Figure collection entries
------------------------------------------------------------------------

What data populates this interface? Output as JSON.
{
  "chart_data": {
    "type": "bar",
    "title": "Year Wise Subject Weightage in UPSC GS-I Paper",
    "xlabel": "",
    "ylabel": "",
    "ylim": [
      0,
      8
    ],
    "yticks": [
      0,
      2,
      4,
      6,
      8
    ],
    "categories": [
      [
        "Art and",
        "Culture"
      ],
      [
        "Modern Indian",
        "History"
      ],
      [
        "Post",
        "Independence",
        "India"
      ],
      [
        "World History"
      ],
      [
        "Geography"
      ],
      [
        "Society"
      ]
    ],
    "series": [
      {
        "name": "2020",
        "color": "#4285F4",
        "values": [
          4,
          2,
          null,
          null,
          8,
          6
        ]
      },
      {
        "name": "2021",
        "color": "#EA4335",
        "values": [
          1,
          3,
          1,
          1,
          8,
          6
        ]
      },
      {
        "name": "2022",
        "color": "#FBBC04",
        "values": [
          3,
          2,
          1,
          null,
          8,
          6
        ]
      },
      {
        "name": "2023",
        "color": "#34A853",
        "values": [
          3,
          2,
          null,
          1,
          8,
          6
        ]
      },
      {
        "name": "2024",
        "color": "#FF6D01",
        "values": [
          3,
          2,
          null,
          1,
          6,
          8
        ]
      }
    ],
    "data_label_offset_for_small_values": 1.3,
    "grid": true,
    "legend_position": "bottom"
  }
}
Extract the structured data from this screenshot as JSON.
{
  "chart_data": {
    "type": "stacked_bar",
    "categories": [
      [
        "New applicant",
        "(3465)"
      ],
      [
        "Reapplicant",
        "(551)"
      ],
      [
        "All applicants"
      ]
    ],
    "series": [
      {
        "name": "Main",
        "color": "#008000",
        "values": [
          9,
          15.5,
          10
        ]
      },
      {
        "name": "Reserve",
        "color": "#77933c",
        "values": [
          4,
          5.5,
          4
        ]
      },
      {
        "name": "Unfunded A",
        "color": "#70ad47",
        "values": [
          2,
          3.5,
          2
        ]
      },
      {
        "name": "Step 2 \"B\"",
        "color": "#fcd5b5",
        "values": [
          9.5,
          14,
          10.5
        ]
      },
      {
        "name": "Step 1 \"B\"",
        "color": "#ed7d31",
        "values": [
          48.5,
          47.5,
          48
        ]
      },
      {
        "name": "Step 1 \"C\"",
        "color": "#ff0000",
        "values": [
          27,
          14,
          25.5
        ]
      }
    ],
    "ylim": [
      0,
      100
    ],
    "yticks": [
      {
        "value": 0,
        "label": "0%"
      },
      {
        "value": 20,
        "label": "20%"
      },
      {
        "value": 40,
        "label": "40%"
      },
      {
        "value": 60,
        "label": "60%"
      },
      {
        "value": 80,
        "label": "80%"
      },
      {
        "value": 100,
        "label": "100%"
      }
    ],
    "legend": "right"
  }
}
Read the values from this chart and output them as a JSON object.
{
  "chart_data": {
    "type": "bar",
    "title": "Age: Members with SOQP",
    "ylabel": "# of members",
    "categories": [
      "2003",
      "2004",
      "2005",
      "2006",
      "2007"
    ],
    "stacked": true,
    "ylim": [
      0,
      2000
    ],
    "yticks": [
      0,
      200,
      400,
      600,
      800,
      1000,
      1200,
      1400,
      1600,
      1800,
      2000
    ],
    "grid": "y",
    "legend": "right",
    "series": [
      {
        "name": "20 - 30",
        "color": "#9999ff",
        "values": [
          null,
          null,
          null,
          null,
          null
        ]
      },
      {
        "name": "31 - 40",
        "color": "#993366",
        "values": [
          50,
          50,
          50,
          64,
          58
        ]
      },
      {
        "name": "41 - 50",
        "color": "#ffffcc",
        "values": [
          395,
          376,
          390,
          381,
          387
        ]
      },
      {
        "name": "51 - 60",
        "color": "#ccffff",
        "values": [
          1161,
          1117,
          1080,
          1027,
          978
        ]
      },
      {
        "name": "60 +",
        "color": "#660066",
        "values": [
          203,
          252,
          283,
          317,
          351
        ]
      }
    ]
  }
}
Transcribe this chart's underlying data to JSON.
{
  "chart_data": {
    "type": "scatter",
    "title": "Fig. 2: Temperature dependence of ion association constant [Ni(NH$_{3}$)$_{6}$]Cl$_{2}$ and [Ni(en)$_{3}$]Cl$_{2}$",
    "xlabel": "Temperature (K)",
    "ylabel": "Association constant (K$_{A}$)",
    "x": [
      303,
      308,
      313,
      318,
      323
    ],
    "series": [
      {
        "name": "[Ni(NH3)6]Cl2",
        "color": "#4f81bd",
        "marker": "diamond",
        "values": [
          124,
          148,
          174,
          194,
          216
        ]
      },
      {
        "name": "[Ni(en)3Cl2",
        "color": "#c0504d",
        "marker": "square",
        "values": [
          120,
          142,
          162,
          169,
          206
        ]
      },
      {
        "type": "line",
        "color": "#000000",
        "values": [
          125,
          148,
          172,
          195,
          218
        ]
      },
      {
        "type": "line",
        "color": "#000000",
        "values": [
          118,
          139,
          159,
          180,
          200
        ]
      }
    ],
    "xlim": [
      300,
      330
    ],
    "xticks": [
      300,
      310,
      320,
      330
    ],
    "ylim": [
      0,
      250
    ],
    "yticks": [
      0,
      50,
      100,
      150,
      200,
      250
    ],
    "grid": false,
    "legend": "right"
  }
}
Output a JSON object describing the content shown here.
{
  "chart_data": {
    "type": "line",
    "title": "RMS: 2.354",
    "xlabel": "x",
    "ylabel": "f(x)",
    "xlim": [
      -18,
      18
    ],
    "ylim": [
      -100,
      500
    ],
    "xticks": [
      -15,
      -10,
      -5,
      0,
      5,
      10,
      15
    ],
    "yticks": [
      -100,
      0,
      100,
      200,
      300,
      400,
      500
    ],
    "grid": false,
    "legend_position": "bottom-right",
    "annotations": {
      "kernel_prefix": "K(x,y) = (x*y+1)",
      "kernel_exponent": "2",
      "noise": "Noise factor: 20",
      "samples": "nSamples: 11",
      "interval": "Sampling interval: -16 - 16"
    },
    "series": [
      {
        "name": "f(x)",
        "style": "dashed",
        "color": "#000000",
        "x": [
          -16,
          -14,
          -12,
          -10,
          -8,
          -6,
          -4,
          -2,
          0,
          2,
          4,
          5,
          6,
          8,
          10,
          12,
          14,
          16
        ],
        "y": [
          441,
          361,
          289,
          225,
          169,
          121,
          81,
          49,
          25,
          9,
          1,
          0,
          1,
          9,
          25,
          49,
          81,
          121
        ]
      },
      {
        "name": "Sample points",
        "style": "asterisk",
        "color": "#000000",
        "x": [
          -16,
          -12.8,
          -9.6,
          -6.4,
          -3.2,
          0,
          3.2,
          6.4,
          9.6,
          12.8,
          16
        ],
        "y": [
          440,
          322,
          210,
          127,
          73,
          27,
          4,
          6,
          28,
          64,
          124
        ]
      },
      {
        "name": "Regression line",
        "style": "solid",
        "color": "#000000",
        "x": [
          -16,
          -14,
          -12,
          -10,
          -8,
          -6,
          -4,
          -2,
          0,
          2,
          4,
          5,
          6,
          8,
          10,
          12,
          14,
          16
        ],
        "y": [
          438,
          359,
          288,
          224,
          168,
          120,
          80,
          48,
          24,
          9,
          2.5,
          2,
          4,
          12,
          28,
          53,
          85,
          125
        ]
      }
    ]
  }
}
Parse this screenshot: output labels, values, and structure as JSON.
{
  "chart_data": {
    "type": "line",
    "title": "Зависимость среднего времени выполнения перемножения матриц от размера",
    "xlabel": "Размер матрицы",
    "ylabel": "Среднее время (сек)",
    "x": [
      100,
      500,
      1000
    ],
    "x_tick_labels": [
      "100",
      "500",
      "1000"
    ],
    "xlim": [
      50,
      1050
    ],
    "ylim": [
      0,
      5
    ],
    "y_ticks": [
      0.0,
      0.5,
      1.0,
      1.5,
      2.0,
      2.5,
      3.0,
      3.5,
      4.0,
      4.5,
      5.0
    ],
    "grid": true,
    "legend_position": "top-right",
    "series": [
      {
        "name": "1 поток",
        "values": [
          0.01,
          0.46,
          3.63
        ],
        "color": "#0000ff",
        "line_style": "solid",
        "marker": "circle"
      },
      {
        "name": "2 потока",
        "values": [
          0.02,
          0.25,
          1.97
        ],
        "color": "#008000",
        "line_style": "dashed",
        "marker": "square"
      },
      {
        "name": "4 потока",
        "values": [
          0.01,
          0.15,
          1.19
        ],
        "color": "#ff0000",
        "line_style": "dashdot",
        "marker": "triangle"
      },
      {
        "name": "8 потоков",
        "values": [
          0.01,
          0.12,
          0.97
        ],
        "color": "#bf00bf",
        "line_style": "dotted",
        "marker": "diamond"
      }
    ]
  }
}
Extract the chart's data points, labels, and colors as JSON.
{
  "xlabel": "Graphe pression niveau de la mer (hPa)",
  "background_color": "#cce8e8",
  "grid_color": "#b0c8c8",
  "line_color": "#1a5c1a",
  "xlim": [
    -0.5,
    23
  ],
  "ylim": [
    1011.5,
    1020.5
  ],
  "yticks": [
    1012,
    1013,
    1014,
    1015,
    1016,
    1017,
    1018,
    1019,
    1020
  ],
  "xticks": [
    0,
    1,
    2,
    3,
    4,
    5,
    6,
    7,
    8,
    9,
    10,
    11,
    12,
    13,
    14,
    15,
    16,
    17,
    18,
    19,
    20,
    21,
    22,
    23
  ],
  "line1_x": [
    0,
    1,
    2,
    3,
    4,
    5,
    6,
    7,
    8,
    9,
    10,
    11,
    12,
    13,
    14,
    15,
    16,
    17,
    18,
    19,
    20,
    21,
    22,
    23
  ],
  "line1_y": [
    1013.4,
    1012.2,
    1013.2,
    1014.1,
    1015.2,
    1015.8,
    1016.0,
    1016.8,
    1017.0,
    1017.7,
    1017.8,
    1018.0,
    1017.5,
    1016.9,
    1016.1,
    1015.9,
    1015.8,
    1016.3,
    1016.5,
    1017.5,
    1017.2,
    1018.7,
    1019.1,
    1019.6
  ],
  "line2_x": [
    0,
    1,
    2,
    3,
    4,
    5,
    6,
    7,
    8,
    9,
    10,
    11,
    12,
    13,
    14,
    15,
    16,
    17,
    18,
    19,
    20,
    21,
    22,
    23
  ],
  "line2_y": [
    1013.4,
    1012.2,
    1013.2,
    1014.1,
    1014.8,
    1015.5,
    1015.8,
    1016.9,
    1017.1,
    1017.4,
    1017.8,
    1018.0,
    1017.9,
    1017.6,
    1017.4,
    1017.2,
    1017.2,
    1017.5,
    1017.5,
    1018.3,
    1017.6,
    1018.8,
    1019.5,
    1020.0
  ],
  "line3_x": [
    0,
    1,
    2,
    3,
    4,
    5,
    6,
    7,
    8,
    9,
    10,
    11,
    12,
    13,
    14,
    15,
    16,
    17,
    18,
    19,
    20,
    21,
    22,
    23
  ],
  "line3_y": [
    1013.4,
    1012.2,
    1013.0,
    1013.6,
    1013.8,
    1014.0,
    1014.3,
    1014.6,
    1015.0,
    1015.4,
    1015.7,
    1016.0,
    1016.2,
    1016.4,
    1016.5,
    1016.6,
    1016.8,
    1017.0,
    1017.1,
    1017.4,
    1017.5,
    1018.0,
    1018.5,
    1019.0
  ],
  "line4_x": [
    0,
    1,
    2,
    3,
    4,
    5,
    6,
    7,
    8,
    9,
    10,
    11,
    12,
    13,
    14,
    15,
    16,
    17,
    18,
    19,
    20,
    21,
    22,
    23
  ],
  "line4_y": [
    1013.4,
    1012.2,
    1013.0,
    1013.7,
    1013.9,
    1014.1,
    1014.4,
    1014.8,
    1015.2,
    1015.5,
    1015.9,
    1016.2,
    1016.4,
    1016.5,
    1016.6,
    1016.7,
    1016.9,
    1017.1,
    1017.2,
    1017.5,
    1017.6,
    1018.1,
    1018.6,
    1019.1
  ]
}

------------------------------------------------------------------------

Task goal: Gather each line of the listing containing the word "right" and show it.

Final result:
    "legend": "right"
    "legend": "right",
    "legend": "right"
    "legend_position": "bottom-right",
    "legend_position": "top-right",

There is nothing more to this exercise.